• Data entries:
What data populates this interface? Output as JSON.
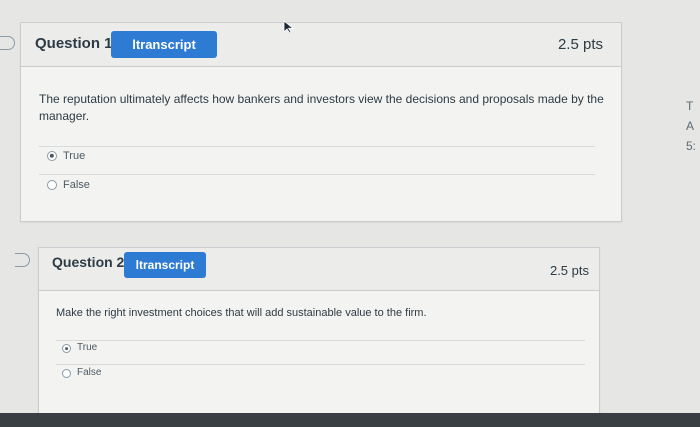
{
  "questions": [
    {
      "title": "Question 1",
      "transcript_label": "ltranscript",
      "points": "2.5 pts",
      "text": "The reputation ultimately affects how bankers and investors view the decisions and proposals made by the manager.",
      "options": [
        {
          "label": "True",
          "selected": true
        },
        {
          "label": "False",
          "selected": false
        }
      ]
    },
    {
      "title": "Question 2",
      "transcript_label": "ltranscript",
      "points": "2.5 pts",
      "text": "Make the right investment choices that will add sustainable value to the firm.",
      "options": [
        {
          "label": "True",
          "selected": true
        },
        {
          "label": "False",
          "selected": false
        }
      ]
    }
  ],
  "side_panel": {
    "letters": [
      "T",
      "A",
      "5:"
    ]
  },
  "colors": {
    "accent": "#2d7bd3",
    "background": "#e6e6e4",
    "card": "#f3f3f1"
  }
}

==

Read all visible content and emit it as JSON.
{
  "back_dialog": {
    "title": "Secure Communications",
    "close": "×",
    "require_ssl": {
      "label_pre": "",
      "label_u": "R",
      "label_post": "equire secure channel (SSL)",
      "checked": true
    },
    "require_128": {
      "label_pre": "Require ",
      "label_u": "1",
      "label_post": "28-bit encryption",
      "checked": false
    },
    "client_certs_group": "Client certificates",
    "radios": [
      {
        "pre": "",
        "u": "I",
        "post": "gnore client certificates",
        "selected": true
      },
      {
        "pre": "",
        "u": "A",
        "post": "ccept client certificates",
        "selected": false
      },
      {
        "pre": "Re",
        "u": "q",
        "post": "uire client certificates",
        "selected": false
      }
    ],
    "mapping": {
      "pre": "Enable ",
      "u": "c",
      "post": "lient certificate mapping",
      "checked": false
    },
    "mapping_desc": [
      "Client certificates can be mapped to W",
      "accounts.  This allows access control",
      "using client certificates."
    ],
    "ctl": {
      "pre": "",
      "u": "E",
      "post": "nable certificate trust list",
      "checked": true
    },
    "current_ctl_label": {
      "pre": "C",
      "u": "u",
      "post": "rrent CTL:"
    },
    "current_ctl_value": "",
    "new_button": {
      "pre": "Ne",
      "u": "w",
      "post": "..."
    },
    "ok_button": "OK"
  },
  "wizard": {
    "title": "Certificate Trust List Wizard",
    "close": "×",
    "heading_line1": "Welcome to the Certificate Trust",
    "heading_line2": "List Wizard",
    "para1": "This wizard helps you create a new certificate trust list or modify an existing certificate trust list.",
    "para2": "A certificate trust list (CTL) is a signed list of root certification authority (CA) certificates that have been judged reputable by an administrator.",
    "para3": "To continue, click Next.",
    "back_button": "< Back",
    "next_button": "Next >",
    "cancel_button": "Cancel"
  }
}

• Task statement: From the material above, gather all lines that include the string "JSON" and copy them.

• Result of this task:
What data populates this interface? Output as JSON.
Read all visible content and emit it as JSON.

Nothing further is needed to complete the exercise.